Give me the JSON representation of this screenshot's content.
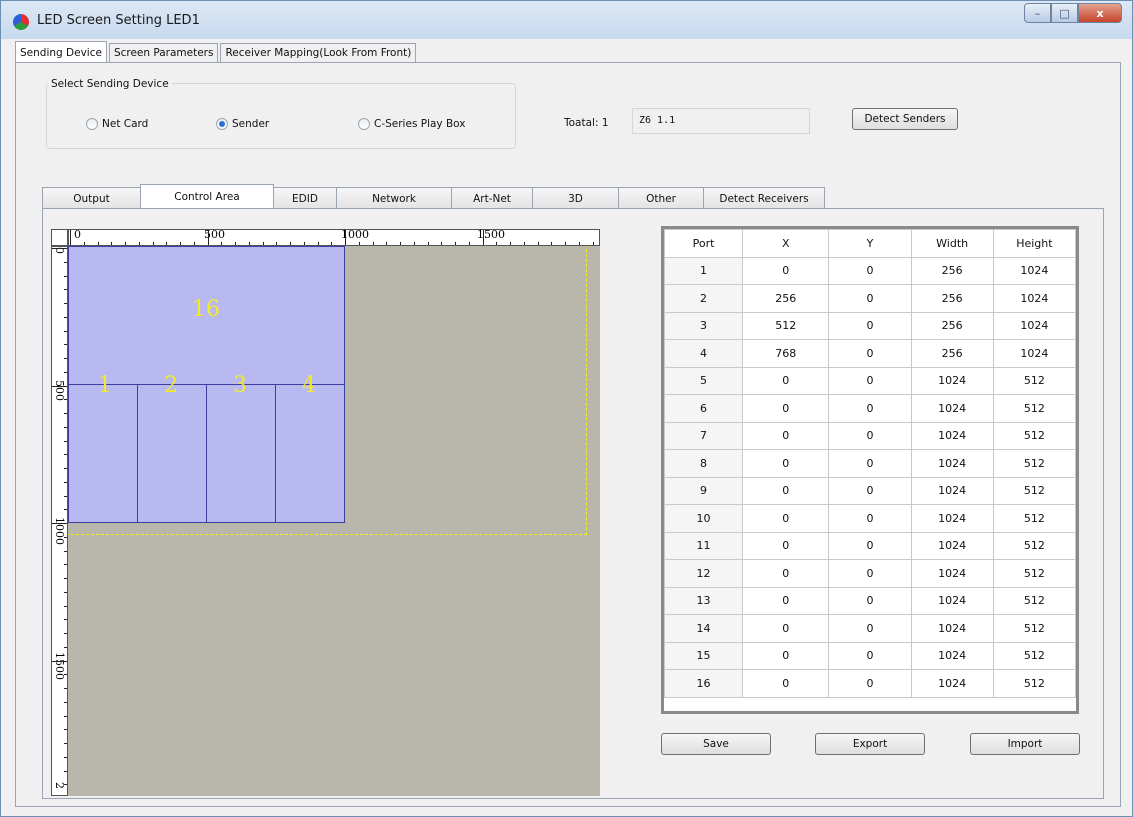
{
  "window": {
    "title": "LED Screen Setting LED1",
    "controls": {
      "minimize": "–",
      "maximize": "□",
      "close": "x"
    }
  },
  "top_tabs": [
    "Sending Device",
    "Screen Parameters",
    "Receiver Mapping(Look From Front)"
  ],
  "device_group": {
    "title": "Select Sending Device",
    "options": [
      "Net Card",
      "Sender",
      "C-Series Play Box"
    ],
    "selected": "Sender"
  },
  "total": {
    "label": "Toatal: 1",
    "value": "Z6 1.1"
  },
  "detect_senders_label": "Detect Senders",
  "inner_tabs": [
    "Output",
    "Control Area",
    "EDID",
    "Network",
    "Art-Net",
    "3D",
    "Other",
    "Detect Receivers"
  ],
  "active_inner_tab": "Control Area",
  "ruler": {
    "h_labels": [
      "0",
      "500",
      "1000",
      "1500"
    ],
    "v_labels": [
      "0",
      "500",
      "1000",
      "1500",
      "2"
    ]
  },
  "canvas_regions": {
    "large": "16",
    "small": [
      "1",
      "2",
      "3",
      "4"
    ]
  },
  "table": {
    "headers": [
      "Port",
      "X",
      "Y",
      "Width",
      "Height"
    ],
    "rows": [
      [
        "1",
        "0",
        "0",
        "256",
        "1024"
      ],
      [
        "2",
        "256",
        "0",
        "256",
        "1024"
      ],
      [
        "3",
        "512",
        "0",
        "256",
        "1024"
      ],
      [
        "4",
        "768",
        "0",
        "256",
        "1024"
      ],
      [
        "5",
        "0",
        "0",
        "1024",
        "512"
      ],
      [
        "6",
        "0",
        "0",
        "1024",
        "512"
      ],
      [
        "7",
        "0",
        "0",
        "1024",
        "512"
      ],
      [
        "8",
        "0",
        "0",
        "1024",
        "512"
      ],
      [
        "9",
        "0",
        "0",
        "1024",
        "512"
      ],
      [
        "10",
        "0",
        "0",
        "1024",
        "512"
      ],
      [
        "11",
        "0",
        "0",
        "1024",
        "512"
      ],
      [
        "12",
        "0",
        "0",
        "1024",
        "512"
      ],
      [
        "13",
        "0",
        "0",
        "1024",
        "512"
      ],
      [
        "14",
        "0",
        "0",
        "1024",
        "512"
      ],
      [
        "15",
        "0",
        "0",
        "1024",
        "512"
      ],
      [
        "16",
        "0",
        "0",
        "1024",
        "512"
      ]
    ]
  },
  "buttons": {
    "save": "Save",
    "export": "Export",
    "import": "Import"
  },
  "colors": {
    "region_fill": "#b9b9f2",
    "region_label": "#f3ea29",
    "canvas_bg": "#b9b7ab",
    "dash_outline": "#f5ec1a"
  }
}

####

» **What needs to be done**
Skip the pictures, then retype every line above exactly.

» **Solution to this exercise**
Give me the JSON representation of this screenshot's content.
{
  "window": {
    "title": "LED Screen Setting LED1",
    "controls": {
      "minimize": "–",
      "maximize": "□",
      "close": "x"
    }
  },
  "top_tabs": [
    "Sending Device",
    "Screen Parameters",
    "Receiver Mapping(Look From Front)"
  ],
  "device_group": {
    "title": "Select Sending Device",
    "options": [
      "Net Card",
      "Sender",
      "C-Series Play Box"
    ],
    "selected": "Sender"
  },
  "total": {
    "label": "Toatal: 1",
    "value": "Z6 1.1"
  },
  "detect_senders_label": "Detect Senders",
  "inner_tabs": [
    "Output",
    "Control Area",
    "EDID",
    "Network",
    "Art-Net",
    "3D",
    "Other",
    "Detect Receivers"
  ],
  "active_inner_tab": "Control Area",
  "ruler": {
    "h_labels": [
      "0",
      "500",
      "1000",
      "1500"
    ],
    "v_labels": [
      "0",
      "500",
      "1000",
      "1500",
      "2"
    ]
  },
  "canvas_regions": {
    "large": "16",
    "small": [
      "1",
      "2",
      "3",
      "4"
    ]
  },
  "table": {
    "headers": [
      "Port",
      "X",
      "Y",
      "Width",
      "Height"
    ],
    "rows": [
      [
        "1",
        "0",
        "0",
        "256",
        "1024"
      ],
      [
        "2",
        "256",
        "0",
        "256",
        "1024"
      ],
      [
        "3",
        "512",
        "0",
        "256",
        "1024"
      ],
      [
        "4",
        "768",
        "0",
        "256",
        "1024"
      ],
      [
        "5",
        "0",
        "0",
        "1024",
        "512"
      ],
      [
        "6",
        "0",
        "0",
        "1024",
        "512"
      ],
      [
        "7",
        "0",
        "0",
        "1024",
        "512"
      ],
      [
        "8",
        "0",
        "0",
        "1024",
        "512"
      ],
      [
        "9",
        "0",
        "0",
        "1024",
        "512"
      ],
      [
        "10",
        "0",
        "0",
        "1024",
        "512"
      ],
      [
        "11",
        "0",
        "0",
        "1024",
        "512"
      ],
      [
        "12",
        "0",
        "0",
        "1024",
        "512"
      ],
      [
        "13",
        "0",
        "0",
        "1024",
        "512"
      ],
      [
        "14",
        "0",
        "0",
        "1024",
        "512"
      ],
      [
        "15",
        "0",
        "0",
        "1024",
        "512"
      ],
      [
        "16",
        "0",
        "0",
        "1024",
        "512"
      ]
    ]
  },
  "buttons": {
    "save": "Save",
    "export": "Export",
    "import": "Import"
  },
  "colors": {
    "region_fill": "#b9b9f2",
    "region_label": "#f3ea29",
    "canvas_bg": "#b9b7ab",
    "dash_outline": "#f5ec1a"
  }
}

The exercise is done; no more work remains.